-- start Reading passage --

Richmond, Virginia hosts the first StarCityGames.com $5,000 Standard Open of 2009!
Wednesday, February 4th – This past weekend, I attended our local big Conflux Prerelease, although I didn’t actually play in it since the flight was going to end long after I had to be at work. This week, I’ll again be discussing Standard and the additions Conflux brings to the table, in more detail now that we’ve had some time to go over what makes the set tick.

This past weekend, I attended our local big Conflux Prerelease, although I didn’t actually play in it since the flight was going to end long after I had to be at work. However, I still had fun showing up and talking to my friends and such, plus I got a taste of how the new Limited will play out. It seemed very vanilla with a dash of overcosted spells blowing you out pretty consistently, although in draft I doubt this will be quite the same level of concern. The other awesome part of the prerelease was getting to meet Mark Hyzer (Corpse Connoisseur, Kederekt Creeper, and Kederekt Leviathan from Shards) and his companion Ellen, who were very pleasant to talk with, and it was fun seeing him do his sketching. It was a bit of a contrast from most of the work he brought, which was well done, but quite dark. So instead of that sort of art, I ended up getting a kick-ass sketch of Cammy (Street Fighter) by him, and that was my prize from the tournament this time around. Here’s hoping we get Mark and other artists at our prereleases in the future.

-- end Reading passage --

◆ **Given problem A**:
Write out the part of the Conflux Prerelease article from "Richmond, Virginia hosts" to "the set tick." without any changes.
The records that follow bear no relation to the Conflux Prerelease article.

-- start Input for this task --

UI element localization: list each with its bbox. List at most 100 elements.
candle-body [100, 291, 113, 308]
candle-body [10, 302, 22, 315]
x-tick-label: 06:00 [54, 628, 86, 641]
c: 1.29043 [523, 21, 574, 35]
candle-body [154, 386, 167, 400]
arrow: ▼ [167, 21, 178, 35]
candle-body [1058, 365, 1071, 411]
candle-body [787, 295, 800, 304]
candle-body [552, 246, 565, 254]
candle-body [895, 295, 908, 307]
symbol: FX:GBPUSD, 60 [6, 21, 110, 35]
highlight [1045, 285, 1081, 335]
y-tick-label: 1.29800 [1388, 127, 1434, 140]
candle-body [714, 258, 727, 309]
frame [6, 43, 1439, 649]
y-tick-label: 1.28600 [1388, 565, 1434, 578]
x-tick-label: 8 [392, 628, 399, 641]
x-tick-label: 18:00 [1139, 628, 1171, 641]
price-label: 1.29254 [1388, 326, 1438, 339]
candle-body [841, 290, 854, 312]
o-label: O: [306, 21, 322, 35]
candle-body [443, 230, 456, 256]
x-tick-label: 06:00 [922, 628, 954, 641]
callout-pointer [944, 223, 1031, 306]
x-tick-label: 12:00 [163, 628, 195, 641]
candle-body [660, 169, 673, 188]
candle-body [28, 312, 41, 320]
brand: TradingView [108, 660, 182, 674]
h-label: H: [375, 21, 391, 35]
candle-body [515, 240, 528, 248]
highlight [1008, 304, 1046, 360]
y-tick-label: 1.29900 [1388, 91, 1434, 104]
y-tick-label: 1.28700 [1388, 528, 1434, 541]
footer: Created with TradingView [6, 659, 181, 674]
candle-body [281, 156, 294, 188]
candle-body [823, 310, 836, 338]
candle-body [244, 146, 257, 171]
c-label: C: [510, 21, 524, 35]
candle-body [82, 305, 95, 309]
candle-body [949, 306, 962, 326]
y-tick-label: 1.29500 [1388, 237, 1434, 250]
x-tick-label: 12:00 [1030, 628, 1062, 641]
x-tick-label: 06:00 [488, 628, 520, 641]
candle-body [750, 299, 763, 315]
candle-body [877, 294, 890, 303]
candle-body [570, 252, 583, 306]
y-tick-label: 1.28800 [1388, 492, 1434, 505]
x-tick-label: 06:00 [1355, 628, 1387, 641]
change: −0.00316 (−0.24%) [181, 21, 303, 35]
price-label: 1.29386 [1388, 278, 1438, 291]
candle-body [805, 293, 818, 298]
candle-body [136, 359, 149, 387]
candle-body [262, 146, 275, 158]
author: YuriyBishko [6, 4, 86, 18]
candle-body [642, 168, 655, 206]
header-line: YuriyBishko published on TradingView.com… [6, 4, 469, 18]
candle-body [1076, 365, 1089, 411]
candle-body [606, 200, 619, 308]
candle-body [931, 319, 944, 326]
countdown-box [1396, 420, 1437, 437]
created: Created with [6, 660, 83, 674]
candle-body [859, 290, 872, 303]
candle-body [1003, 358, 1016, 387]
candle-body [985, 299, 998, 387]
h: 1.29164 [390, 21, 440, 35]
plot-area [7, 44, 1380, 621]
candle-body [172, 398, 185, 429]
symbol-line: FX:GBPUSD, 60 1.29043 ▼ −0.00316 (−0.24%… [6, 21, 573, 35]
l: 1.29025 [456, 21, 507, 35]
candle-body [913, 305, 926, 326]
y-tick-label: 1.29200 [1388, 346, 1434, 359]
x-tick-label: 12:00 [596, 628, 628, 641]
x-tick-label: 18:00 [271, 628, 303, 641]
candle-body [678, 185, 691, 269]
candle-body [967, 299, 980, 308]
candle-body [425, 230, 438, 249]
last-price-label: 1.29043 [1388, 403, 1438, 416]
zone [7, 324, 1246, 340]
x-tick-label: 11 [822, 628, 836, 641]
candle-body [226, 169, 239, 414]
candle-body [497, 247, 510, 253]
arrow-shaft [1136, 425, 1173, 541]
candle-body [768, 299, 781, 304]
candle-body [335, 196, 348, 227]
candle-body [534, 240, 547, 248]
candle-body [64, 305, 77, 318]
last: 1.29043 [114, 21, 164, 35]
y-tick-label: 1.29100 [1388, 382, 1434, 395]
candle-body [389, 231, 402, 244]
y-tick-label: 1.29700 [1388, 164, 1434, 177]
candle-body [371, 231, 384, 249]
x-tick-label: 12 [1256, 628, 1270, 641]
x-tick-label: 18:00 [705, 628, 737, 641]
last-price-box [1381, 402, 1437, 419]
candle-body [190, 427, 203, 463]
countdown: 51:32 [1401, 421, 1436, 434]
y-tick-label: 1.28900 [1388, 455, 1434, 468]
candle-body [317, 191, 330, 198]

-- end Input for this task --
-- start Input for this task --

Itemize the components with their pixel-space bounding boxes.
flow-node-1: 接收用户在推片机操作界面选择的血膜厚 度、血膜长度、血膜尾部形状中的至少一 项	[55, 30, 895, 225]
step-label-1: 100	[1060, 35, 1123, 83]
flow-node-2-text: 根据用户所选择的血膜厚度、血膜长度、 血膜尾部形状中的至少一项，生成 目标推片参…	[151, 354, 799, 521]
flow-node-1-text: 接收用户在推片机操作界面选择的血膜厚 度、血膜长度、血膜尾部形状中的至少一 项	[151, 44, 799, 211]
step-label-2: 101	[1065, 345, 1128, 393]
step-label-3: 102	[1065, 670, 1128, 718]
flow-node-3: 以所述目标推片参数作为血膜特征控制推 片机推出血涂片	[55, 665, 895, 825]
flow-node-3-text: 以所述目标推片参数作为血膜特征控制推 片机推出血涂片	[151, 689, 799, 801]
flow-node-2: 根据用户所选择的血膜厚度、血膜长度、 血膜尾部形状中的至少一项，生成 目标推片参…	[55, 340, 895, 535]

-- end Input for this task --
-- start Input for this task --

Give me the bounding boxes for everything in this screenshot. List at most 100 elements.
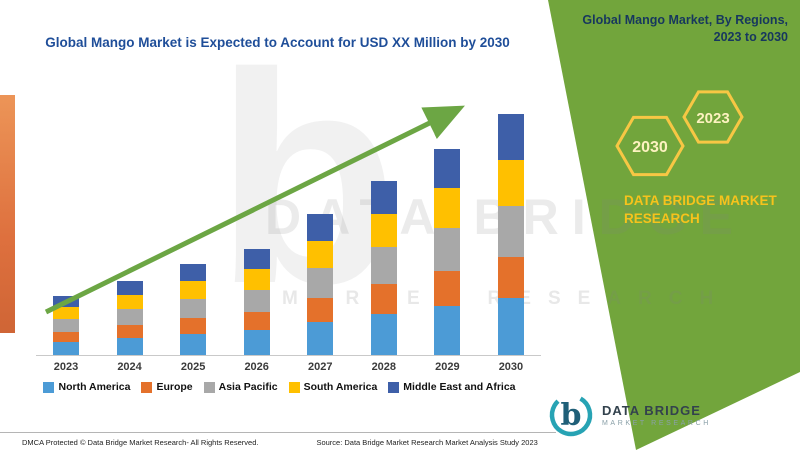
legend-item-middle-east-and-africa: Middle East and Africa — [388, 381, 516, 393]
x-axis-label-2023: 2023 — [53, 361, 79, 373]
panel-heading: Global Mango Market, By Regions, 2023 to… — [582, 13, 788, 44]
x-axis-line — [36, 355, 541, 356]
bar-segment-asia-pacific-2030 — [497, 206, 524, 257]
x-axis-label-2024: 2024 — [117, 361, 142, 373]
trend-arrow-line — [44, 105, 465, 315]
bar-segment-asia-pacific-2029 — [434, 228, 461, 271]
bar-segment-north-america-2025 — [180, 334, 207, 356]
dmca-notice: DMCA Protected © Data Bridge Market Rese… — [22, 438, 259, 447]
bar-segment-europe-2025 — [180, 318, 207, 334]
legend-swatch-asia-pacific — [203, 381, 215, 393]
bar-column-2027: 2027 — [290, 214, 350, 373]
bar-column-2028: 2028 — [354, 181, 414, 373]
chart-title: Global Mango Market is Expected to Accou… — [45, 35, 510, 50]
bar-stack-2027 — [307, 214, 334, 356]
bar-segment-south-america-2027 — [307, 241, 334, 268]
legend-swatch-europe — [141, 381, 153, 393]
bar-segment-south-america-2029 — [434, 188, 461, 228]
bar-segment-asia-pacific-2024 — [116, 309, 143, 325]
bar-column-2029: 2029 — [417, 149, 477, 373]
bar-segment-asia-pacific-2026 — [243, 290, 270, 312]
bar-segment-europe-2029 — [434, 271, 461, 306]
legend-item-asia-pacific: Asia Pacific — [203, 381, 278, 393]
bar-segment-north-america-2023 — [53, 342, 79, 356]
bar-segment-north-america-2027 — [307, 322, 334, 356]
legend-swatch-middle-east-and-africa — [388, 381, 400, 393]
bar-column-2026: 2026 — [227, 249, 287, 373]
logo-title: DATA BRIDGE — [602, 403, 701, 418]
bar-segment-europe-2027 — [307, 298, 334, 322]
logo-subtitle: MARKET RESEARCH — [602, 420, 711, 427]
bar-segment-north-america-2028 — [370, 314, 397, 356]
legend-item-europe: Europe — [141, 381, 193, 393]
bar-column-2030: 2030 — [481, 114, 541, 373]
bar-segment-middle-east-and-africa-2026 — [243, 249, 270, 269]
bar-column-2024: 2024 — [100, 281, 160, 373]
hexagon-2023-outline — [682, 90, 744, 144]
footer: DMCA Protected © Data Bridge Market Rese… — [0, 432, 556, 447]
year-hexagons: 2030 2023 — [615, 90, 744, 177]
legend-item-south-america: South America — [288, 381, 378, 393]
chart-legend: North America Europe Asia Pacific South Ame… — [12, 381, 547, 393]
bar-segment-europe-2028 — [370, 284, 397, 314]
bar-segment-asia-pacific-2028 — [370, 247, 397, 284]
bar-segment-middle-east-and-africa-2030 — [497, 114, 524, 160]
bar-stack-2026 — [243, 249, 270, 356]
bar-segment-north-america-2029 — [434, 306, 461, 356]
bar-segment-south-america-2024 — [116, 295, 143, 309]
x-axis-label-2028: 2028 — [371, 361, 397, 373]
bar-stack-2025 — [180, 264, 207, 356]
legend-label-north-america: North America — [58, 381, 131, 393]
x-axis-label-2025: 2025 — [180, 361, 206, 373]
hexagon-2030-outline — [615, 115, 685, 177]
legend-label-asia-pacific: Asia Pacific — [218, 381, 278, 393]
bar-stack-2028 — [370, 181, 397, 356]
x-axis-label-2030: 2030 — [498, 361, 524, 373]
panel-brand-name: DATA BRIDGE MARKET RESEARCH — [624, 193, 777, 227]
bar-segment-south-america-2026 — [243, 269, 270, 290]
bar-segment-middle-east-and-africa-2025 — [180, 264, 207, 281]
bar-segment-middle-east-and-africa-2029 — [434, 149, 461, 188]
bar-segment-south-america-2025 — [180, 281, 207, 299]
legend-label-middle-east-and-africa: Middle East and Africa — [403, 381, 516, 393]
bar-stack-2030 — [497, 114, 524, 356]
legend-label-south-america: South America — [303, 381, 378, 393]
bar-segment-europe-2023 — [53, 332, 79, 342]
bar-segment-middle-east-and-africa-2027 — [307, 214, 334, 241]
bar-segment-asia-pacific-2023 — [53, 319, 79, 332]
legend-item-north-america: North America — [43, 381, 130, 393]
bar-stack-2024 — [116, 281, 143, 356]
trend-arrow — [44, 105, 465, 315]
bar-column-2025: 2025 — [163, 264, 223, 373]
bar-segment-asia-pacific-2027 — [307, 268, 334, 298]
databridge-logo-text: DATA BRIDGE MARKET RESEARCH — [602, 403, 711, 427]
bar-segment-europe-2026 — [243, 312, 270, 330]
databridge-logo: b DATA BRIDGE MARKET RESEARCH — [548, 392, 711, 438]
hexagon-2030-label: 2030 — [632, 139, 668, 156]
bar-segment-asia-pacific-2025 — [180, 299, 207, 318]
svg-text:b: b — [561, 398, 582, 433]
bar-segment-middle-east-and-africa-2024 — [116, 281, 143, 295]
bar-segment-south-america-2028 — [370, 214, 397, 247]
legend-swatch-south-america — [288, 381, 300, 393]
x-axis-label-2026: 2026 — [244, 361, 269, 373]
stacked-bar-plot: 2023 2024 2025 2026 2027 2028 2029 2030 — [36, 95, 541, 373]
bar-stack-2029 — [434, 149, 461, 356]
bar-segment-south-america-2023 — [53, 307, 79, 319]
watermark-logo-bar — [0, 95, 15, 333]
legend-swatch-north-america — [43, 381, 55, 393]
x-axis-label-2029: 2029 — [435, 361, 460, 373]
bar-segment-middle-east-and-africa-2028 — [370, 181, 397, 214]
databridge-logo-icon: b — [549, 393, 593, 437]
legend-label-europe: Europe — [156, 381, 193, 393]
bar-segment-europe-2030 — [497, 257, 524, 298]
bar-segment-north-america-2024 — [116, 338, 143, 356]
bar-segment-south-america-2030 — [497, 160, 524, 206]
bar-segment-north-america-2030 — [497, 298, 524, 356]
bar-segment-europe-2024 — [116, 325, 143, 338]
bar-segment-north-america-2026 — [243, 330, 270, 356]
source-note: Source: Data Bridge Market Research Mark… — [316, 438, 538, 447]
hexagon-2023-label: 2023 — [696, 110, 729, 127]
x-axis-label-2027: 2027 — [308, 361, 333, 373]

-- end Input for this task --

◆ **Given problem B**:
Extract the records from the line with "UI element localization: list" to the line with "candle-body [552, 246, 565, 254]", both lines included, reproducing each one without alteration.

◆ **Written solution A**:
Richmond, Virginia hosts the first StarCityGames.com $5,000 Standard Open of 2009!
Wednesday, February 4th – This past weekend, I attended our local big Conflux Prerelease, although I didn’t actually play in it since the flight was going to end long after I had to be at work. This week, I’ll again be discussing Standard and the additions Conflux brings to the table, in more detail now that we’ve had some time to go over what makes the set tick.

◆ **Written solution B**:
UI element localization: list each with its bbox. List at most 100 elements.
candle-body [100, 291, 113, 308]
candle-body [10, 302, 22, 315]
x-tick-label: 06:00 [54, 628, 86, 641]
c: 1.29043 [523, 21, 574, 35]
candle-body [154, 386, 167, 400]
arrow: ▼ [167, 21, 178, 35]
candle-body [1058, 365, 1071, 411]
candle-body [787, 295, 800, 304]
candle-body [552, 246, 565, 254]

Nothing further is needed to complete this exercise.